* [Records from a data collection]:
● ● ● ● ● ● ●

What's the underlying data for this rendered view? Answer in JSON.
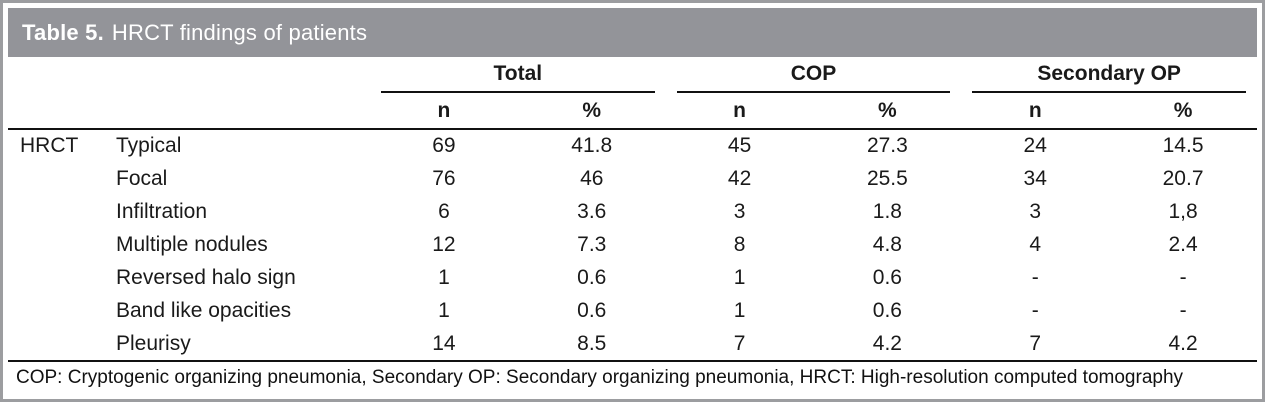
{
  "table": {
    "title_label": "Table 5.",
    "title_caption": "HRCT findings of patients",
    "groups": [
      {
        "label": "Total"
      },
      {
        "label": "COP"
      },
      {
        "label": "Secondary OP"
      }
    ],
    "sub_n": "n",
    "sub_pct": "%",
    "row_header": "HRCT",
    "rows": [
      {
        "finding": "Typical",
        "total_n": "69",
        "total_pct": "41.8",
        "cop_n": "45",
        "cop_pct": "27.3",
        "sop_n": "24",
        "sop_pct": "14.5"
      },
      {
        "finding": "Focal",
        "total_n": "76",
        "total_pct": "46",
        "cop_n": "42",
        "cop_pct": "25.5",
        "sop_n": "34",
        "sop_pct": "20.7"
      },
      {
        "finding": "Infiltration",
        "total_n": "6",
        "total_pct": "3.6",
        "cop_n": "3",
        "cop_pct": "1.8",
        "sop_n": "3",
        "sop_pct": "1,8"
      },
      {
        "finding": "Multiple nodules",
        "total_n": "12",
        "total_pct": "7.3",
        "cop_n": "8",
        "cop_pct": "4.8",
        "sop_n": "4",
        "sop_pct": "2.4"
      },
      {
        "finding": "Reversed halo sign",
        "total_n": "1",
        "total_pct": "0.6",
        "cop_n": "1",
        "cop_pct": "0.6",
        "sop_n": "-",
        "sop_pct": "-"
      },
      {
        "finding": "Band like opacities",
        "total_n": "1",
        "total_pct": "0.6",
        "cop_n": "1",
        "cop_pct": "0.6",
        "sop_n": "-",
        "sop_pct": "-"
      },
      {
        "finding": "Pleurisy",
        "total_n": "14",
        "total_pct": "8.5",
        "cop_n": "7",
        "cop_pct": "4.2",
        "sop_n": "7",
        "sop_pct": "4.2"
      }
    ],
    "footnote": "COP: Cryptogenic organizing pneumonia, Secondary OP: Secondary organizing pneumonia, HRCT: High-resolution computed tomography",
    "colors": {
      "title_bar_bg": "#939499",
      "title_text": "#ffffff",
      "outer_border": "#9c9da0",
      "rule_black": "#111111"
    }
  }
}
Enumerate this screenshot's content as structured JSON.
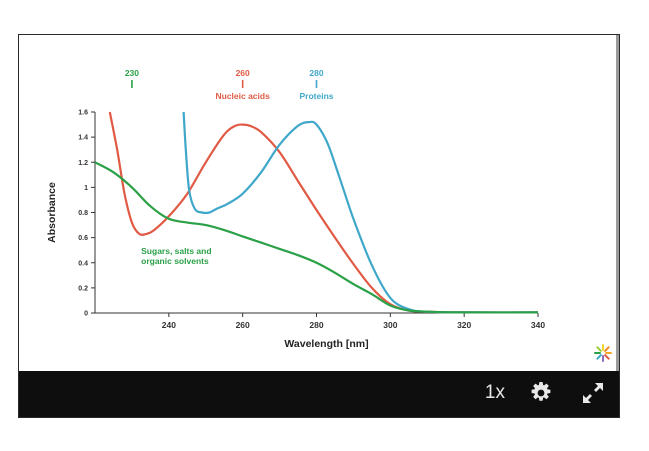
{
  "controls": {
    "speed_label": "1x",
    "settings_icon": "gear-icon",
    "fullscreen_icon": "expand-icon"
  },
  "chart_data": {
    "type": "line",
    "xlabel": "Wavelength [nm]",
    "ylabel": "Absorbance",
    "xlim": [
      220,
      340
    ],
    "ylim": [
      0,
      1.6
    ],
    "x_ticks": [
      "240",
      "260",
      "280",
      "300",
      "320",
      "340"
    ],
    "y_ticks": [
      "0",
      "0.2",
      "0.4",
      "0.6",
      "0.8",
      "1",
      "1.2",
      "1.4",
      "1.6"
    ],
    "grid": false,
    "series": [
      {
        "name": "Nucleic acids",
        "color": "#e05a44",
        "x": [
          224,
          226,
          228,
          230,
          232,
          234,
          236,
          240,
          245,
          250,
          255,
          258,
          260,
          262,
          265,
          270,
          275,
          280,
          285,
          290,
          295,
          300,
          305,
          310,
          320,
          340
        ],
        "y": [
          1.6,
          1.3,
          0.95,
          0.72,
          0.63,
          0.63,
          0.66,
          0.77,
          0.95,
          1.2,
          1.42,
          1.49,
          1.5,
          1.49,
          1.44,
          1.28,
          1.05,
          0.82,
          0.6,
          0.39,
          0.2,
          0.07,
          0.02,
          0.01,
          0.005,
          0.005
        ]
      },
      {
        "name": "Proteins",
        "color": "#3fa7c9",
        "x": [
          244,
          244.6,
          245.5,
          247,
          249,
          251,
          253,
          256,
          260,
          265,
          270,
          275,
          278,
          280,
          283,
          286,
          290,
          295,
          300,
          305,
          310,
          320,
          340
        ],
        "y": [
          1.6,
          1.3,
          0.98,
          0.83,
          0.8,
          0.8,
          0.83,
          0.87,
          0.95,
          1.12,
          1.34,
          1.49,
          1.52,
          1.5,
          1.35,
          1.1,
          0.75,
          0.38,
          0.12,
          0.03,
          0.01,
          0.005,
          0.005
        ]
      },
      {
        "name": "Sugars, salts and organic solvents",
        "color": "#2aa047",
        "x": [
          220,
          225,
          230,
          235,
          240,
          245,
          250,
          255,
          260,
          265,
          270,
          275,
          280,
          285,
          290,
          295,
          300,
          305,
          310,
          320,
          340
        ],
        "y": [
          1.2,
          1.12,
          1.0,
          0.85,
          0.75,
          0.72,
          0.7,
          0.66,
          0.61,
          0.56,
          0.51,
          0.46,
          0.4,
          0.32,
          0.23,
          0.15,
          0.06,
          0.02,
          0.01,
          0.005,
          0.005
        ]
      }
    ],
    "annotations": [
      {
        "value": "230",
        "label": "",
        "x": 230,
        "color": "#2aa047"
      },
      {
        "value": "260",
        "label": "Nucleic acids",
        "x": 260,
        "color": "#e05a44"
      },
      {
        "value": "280",
        "label": "Proteins",
        "x": 280,
        "color": "#3fa7c9"
      }
    ],
    "curve_label": {
      "lines": [
        "Sugars, salts and",
        "organic solvents"
      ],
      "color": "#2aa047"
    }
  }
}
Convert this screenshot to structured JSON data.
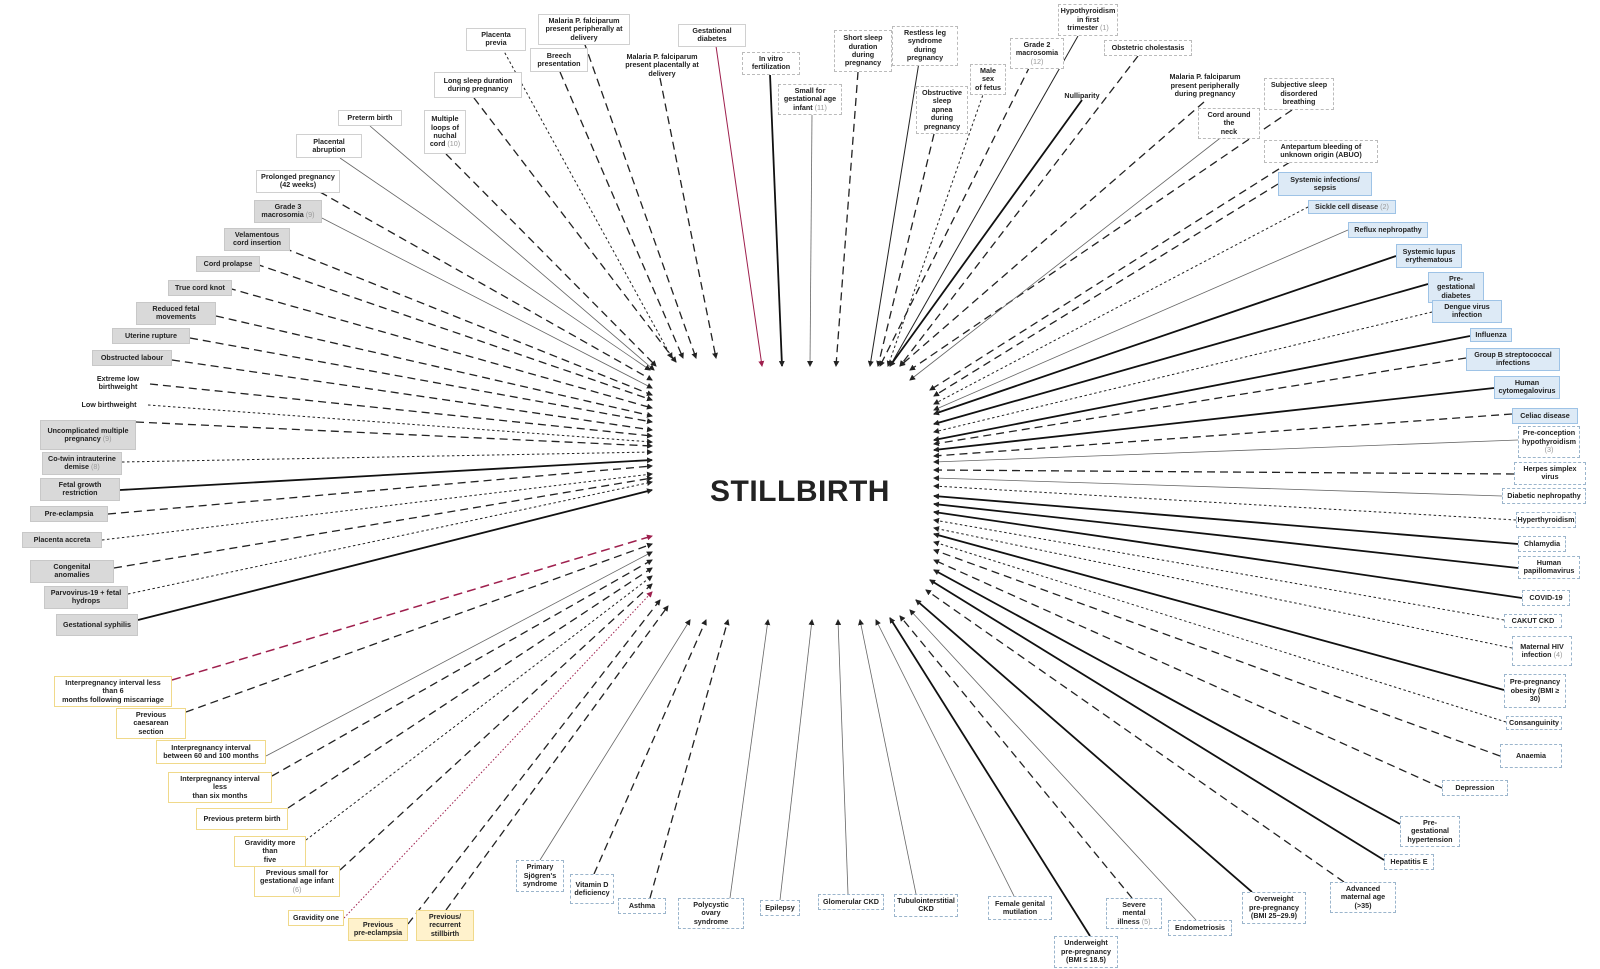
{
  "title": "STILLBIRTH",
  "nodes": {
    "placenta_previa": {
      "label": "Placenta previa"
    },
    "malaria_peripheral_delivery": {
      "label": "Malaria P. falciparum\npresent peripherally at\ndelivery"
    },
    "gestational_diabetes": {
      "label": "Gestational\ndiabetes"
    },
    "breech": {
      "label": "Breech\npresentation"
    },
    "malaria_placental": {
      "label": "Malaria P. falciparum\npresent placentally at\ndelivery"
    },
    "ivf": {
      "label": "In vitro\nfertilization"
    },
    "short_sleep": {
      "label": "Short sleep\nduration\nduring\npregnancy"
    },
    "restless_leg": {
      "label": "Restless leg\nsyndrome during\npregnancy"
    },
    "hypothyroidism_first": {
      "label": "Hypothyroidism\nin first\ntrimester",
      "count": "(1)"
    },
    "grade2_macrosomia": {
      "label": "Grade 2\nmacrosomia",
      "count": "(12)"
    },
    "obstetric_cholestasis": {
      "label": "Obstetric cholestasis"
    },
    "long_sleep": {
      "label": "Long sleep duration\nduring pregnancy"
    },
    "sga": {
      "label": "Small for\ngestational age\ninfant",
      "count": "(11)"
    },
    "male_sex": {
      "label": "Male sex\nof fetus"
    },
    "osa": {
      "label": "Obstructive\nsleep\napnea\nduring\npregnancy"
    },
    "nulliparity": {
      "label": "Nulliparity"
    },
    "malaria_peripheral_pregnancy": {
      "label": "Malaria P. falciparum\npresent peripherally\nduring pregnancy"
    },
    "subjective_sleep": {
      "label": "Subjective sleep\ndisordered\nbreathing"
    },
    "preterm_birth": {
      "label": "Preterm birth"
    },
    "multiple_loops": {
      "label": "Multiple\nloops of\nnuchal\ncord",
      "count": "(10)"
    },
    "cord_around_neck": {
      "label": "Cord around the\nneck"
    },
    "abuo": {
      "label": "Antepartum bleeding of\nunknown origin (ABUO)"
    },
    "placental_abruption": {
      "label": "Placental\nabruption"
    },
    "prolonged_pregnancy": {
      "label": "Prolonged pregnancy\n(42 weeks)"
    },
    "grade3_macrosomia": {
      "label": "Grade 3\nmacrosomia",
      "count": "(9)"
    },
    "velamentous": {
      "label": "Velamentous\ncord insertion"
    },
    "cord_prolapse": {
      "label": "Cord prolapse"
    },
    "true_knot": {
      "label": "True cord knot"
    },
    "reduced_movements": {
      "label": "Reduced fetal\nmovements"
    },
    "uterine_rupture": {
      "label": "Uterine rupture"
    },
    "obstructed_labour": {
      "label": "Obstructed labour"
    },
    "extreme_lbw": {
      "label": "Extreme low\nbirthweight"
    },
    "lbw": {
      "label": "Low birthweight"
    },
    "uncomplicated_multiple": {
      "label": "Uncomplicated multiple\npregnancy",
      "count": "(9)"
    },
    "cotwin_demise": {
      "label": "Co-twin intrauterine\ndemise",
      "count": "(8)"
    },
    "fgr": {
      "label": "Fetal growth\nrestriction"
    },
    "preeclampsia": {
      "label": "Pre-eclampsia"
    },
    "placenta_accreta": {
      "label": "Placenta accreta"
    },
    "congenital_anomalies": {
      "label": "Congenital anomalies"
    },
    "parvovirus": {
      "label": "Parvovirus-19 + fetal\nhydrops"
    },
    "gestational_syphilis": {
      "label": "Gestational syphilis"
    },
    "systemic_infections": {
      "label": "Systemic infections/\nsepsis"
    },
    "sickle_cell": {
      "label": "Sickle cell disease",
      "count": "(2)"
    },
    "reflux_nephropathy": {
      "label": "Reflux nephropathy"
    },
    "sle": {
      "label": "Systemic lupus\nerythematous"
    },
    "pregestational_diabetes": {
      "label": "Pre-gestational\ndiabetes"
    },
    "dengue": {
      "label": "Dengue virus\ninfection"
    },
    "influenza": {
      "label": "Influenza"
    },
    "gbs": {
      "label": "Group B streptococcal\ninfections"
    },
    "cmv": {
      "label": "Human\ncytomegalovirus"
    },
    "celiac": {
      "label": "Celiac disease"
    },
    "preconception_hypo": {
      "label": "Pre-conception\nhypothyroidism",
      "count": "(3)"
    },
    "herpes": {
      "label": "Herpes simplex\nvirus"
    },
    "diabetic_nephropathy": {
      "label": "Diabetic nephropathy"
    },
    "hyperthyroidism": {
      "label": "Hyperthyroidism"
    },
    "chlamydia": {
      "label": "Chlamydia"
    },
    "hpv": {
      "label": "Human\npapillomavirus"
    },
    "covid": {
      "label": "COVID-19"
    },
    "cakut": {
      "label": "CAKUT CKD"
    },
    "hiv": {
      "label": "Maternal HIV\ninfection",
      "count": "(4)"
    },
    "obesity": {
      "label": "Pre-pregnancy\nobesity (BMI ≥\n30)"
    },
    "consanguinity": {
      "label": "Consanguinity"
    },
    "anaemia": {
      "label": "Anaemia"
    },
    "depression": {
      "label": "Depression"
    },
    "pregest_hypertension": {
      "label": "Pre-gestational\nhypertension"
    },
    "hepatitis_e": {
      "label": "Hepatitis E"
    },
    "advanced_age": {
      "label": "Advanced\nmaternal age (>35)"
    },
    "overweight": {
      "label": "Overweight\npre-pregnancy\n(BMI 25−29.9)"
    },
    "endometriosis": {
      "label": "Endometriosis"
    },
    "underweight": {
      "label": "Underweight\npre-pregnancy\n(BMI ≤ 18.5)"
    },
    "severe_mental": {
      "label": "Severe mental\nillness",
      "count": "(5)"
    },
    "fgm": {
      "label": "Female genital\nmutilation"
    },
    "tubulointerstitial": {
      "label": "Tubulointerstitial\nCKD"
    },
    "glomerular": {
      "label": "Glomerular CKD"
    },
    "epilepsy": {
      "label": "Epilepsy"
    },
    "pcos": {
      "label": "Polycystic ovary\nsyndrome"
    },
    "asthma": {
      "label": "Asthma"
    },
    "vitd": {
      "label": "Vitamin D\ndeficiency"
    },
    "sjogren": {
      "label": "Primary\nSjögren's\nsyndrome"
    },
    "ipi_miscarriage": {
      "label": "Interpregnancy interval less than 6\nmonths following miscarriage"
    },
    "prev_cs": {
      "label": "Previous\ncaesarean section"
    },
    "ipi_60_100": {
      "label": "Interpregnancy interval\nbetween 60 and 100 months"
    },
    "ipi_6": {
      "label": "Interpregnancy interval less\nthan six months"
    },
    "prev_preterm": {
      "label": "Previous preterm birth"
    },
    "gravidity_five": {
      "label": "Gravidity more than\nfive"
    },
    "prev_sga": {
      "label": "Previous small for\ngestational age infant",
      "count": "(6)"
    },
    "gravidity_one": {
      "label": "Gravidity one"
    },
    "prev_preeclampsia": {
      "label": "Previous\npre-eclampsia"
    },
    "prev_stillbirth": {
      "label": "Previous/\nrecurrent\nstillbirth"
    }
  },
  "colors": {
    "line": "#222222",
    "line_gray": "#777777",
    "line_crimson": "#9e1f4d",
    "gray_fill": "#d9d9d9",
    "blue_fill": "#ddeaf6",
    "yellow_fill": "#fff2cc"
  }
}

● ● ● ● ● ● ●

* [What to work on]:
Only lines with the word "salts" go in the answer. Take them all from the entries above.

* [Answer area]:
        "name": "Sugars, salts and organic solvents",
        "Sugars, salts and",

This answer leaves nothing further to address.